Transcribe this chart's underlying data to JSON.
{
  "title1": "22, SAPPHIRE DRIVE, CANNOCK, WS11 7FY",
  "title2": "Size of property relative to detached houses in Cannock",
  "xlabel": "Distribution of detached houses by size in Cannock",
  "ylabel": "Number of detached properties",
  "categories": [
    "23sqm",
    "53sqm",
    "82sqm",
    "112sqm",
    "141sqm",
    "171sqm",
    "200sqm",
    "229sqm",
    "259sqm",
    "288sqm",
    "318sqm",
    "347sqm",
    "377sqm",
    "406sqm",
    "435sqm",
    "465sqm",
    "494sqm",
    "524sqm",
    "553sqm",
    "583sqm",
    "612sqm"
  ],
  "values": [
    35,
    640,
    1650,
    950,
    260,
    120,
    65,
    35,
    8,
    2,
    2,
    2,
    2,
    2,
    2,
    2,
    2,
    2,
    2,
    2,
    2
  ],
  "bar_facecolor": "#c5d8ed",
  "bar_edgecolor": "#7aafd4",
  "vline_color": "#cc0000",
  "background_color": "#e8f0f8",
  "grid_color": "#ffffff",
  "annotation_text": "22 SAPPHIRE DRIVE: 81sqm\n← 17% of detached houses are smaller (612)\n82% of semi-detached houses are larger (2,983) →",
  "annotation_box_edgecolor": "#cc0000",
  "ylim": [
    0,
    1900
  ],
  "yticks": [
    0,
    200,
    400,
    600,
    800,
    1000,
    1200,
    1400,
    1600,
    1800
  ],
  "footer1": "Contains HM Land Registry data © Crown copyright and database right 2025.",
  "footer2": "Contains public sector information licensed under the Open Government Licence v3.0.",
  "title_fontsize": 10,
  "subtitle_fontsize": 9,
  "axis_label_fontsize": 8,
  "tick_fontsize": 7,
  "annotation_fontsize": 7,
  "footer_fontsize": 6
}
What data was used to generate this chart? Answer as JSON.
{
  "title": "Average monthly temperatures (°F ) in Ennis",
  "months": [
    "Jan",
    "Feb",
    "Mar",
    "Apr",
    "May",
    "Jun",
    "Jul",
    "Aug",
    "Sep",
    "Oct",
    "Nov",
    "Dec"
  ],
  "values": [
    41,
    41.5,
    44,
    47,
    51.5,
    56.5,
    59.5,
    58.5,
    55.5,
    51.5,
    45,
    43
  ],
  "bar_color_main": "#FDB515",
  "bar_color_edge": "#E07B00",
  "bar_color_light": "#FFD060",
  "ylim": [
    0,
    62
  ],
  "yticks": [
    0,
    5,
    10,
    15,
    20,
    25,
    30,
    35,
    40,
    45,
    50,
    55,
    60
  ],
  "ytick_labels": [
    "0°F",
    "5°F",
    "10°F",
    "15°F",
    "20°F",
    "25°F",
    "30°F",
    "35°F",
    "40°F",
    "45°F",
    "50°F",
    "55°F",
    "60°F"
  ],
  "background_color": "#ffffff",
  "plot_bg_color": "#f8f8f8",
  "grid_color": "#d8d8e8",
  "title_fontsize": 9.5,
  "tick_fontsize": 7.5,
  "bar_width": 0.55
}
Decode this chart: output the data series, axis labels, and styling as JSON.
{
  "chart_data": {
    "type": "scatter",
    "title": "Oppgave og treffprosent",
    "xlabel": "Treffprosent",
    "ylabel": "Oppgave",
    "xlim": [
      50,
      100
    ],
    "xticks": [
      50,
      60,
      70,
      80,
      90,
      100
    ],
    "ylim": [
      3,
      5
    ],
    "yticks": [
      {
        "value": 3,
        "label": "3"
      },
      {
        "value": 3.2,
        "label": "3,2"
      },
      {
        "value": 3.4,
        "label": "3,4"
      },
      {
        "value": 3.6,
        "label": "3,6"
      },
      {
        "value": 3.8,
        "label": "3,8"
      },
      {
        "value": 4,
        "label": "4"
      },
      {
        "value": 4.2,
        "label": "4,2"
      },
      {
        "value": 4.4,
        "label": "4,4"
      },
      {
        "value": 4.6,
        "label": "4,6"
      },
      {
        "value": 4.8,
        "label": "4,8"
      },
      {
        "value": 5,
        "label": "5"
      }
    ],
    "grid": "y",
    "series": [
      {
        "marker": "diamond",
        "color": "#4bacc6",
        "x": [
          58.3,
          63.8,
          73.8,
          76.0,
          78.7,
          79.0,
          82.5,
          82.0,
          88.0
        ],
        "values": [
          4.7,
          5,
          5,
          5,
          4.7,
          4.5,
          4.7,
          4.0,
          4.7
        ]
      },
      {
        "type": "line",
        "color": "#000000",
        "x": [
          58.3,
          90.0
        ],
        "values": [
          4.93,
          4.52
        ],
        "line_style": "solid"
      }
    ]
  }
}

--

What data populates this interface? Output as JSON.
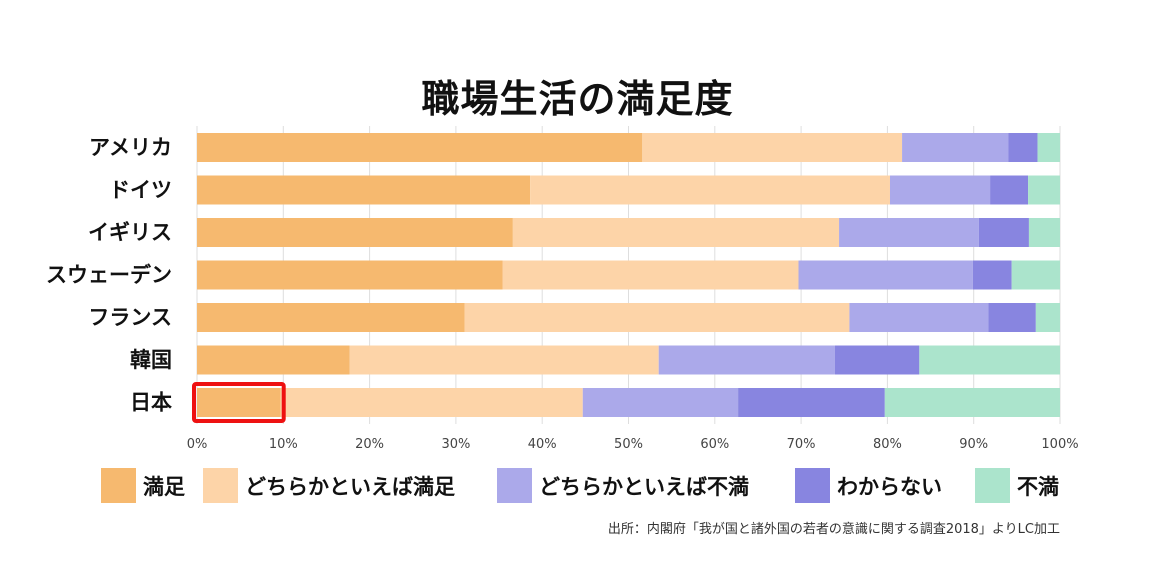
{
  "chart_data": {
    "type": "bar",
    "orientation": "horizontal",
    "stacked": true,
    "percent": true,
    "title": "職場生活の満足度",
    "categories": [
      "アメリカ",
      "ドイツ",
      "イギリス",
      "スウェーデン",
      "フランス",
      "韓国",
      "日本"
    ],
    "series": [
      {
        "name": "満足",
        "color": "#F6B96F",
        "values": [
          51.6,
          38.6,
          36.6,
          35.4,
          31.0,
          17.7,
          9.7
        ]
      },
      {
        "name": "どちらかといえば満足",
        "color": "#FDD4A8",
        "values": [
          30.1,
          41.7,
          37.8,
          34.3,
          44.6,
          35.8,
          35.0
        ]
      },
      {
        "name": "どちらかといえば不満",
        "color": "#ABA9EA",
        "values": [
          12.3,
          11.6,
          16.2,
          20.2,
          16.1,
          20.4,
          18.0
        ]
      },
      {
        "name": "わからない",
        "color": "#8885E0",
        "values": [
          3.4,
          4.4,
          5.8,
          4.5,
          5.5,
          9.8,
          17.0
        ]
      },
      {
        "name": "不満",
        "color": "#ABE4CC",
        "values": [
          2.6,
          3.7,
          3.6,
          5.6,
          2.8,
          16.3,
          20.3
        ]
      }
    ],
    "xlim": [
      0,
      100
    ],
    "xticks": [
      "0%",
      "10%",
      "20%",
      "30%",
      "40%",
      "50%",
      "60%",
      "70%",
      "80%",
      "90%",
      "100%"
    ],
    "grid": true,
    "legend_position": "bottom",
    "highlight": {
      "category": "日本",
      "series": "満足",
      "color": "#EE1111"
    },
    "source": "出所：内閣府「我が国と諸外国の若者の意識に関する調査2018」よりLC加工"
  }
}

--

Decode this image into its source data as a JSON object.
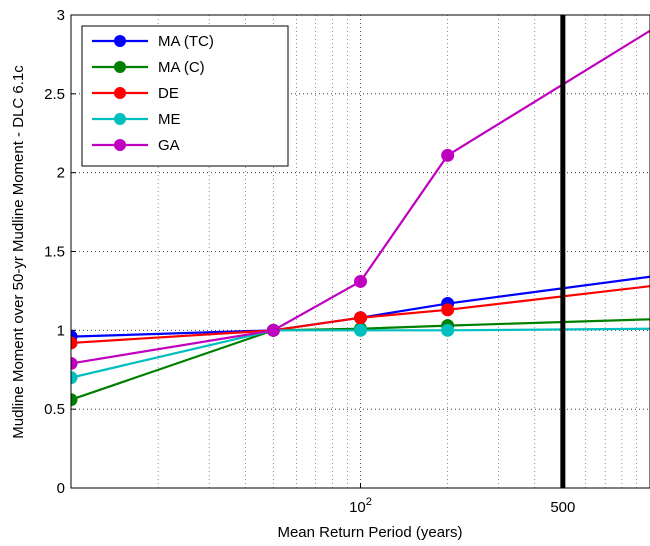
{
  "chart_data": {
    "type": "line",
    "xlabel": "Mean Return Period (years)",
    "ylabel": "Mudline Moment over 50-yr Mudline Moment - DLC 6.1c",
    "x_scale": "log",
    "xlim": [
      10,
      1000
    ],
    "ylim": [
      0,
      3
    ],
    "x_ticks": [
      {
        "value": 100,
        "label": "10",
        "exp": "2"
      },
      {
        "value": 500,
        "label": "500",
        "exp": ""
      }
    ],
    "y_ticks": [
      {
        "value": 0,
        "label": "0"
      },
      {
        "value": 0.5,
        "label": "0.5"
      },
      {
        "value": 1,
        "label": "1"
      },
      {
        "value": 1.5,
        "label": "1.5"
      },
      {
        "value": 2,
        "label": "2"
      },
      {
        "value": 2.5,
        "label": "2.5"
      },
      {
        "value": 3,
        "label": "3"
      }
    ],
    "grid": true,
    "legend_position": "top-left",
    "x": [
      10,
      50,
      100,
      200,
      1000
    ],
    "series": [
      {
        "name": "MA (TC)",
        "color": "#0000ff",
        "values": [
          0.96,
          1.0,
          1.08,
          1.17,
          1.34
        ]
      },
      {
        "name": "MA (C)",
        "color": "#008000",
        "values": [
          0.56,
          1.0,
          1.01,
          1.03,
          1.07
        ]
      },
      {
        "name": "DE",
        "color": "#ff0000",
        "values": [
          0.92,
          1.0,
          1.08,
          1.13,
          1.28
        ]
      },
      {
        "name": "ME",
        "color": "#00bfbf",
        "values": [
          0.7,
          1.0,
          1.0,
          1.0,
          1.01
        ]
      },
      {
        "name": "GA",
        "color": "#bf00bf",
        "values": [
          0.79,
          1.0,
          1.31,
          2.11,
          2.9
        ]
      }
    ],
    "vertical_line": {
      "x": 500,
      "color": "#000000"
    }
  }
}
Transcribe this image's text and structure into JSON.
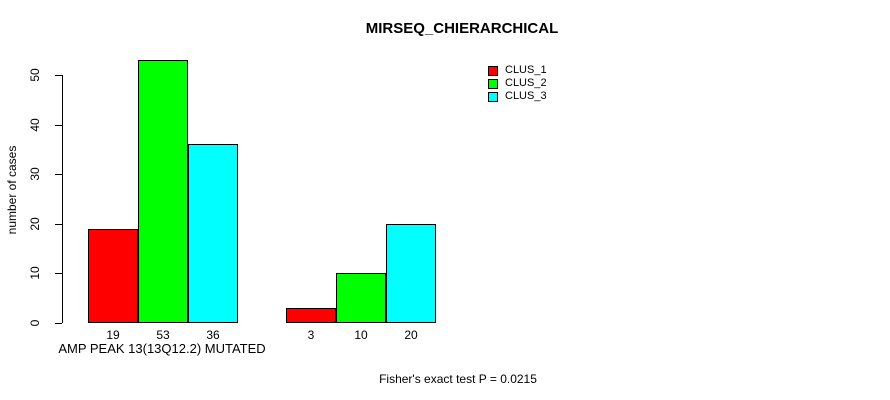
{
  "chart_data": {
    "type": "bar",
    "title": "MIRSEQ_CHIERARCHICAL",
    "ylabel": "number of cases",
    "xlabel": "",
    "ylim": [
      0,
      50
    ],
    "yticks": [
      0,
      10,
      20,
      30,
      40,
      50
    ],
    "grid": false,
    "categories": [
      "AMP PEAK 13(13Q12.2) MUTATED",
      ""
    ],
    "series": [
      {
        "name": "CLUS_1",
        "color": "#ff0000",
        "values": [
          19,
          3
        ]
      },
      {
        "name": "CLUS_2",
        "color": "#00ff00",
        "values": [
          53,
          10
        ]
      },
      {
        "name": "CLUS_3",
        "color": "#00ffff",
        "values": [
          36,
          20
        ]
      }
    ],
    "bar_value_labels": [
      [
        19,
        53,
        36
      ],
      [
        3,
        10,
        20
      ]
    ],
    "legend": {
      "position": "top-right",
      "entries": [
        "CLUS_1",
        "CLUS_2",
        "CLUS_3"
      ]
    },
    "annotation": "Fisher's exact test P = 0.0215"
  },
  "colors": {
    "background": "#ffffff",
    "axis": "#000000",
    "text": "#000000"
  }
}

Request:
Which lines hold the word "true"? Copy each of them from the records.

Correct output:
    "stacked": true,
    "percent": true,
    "grid": true,
    "grid": true,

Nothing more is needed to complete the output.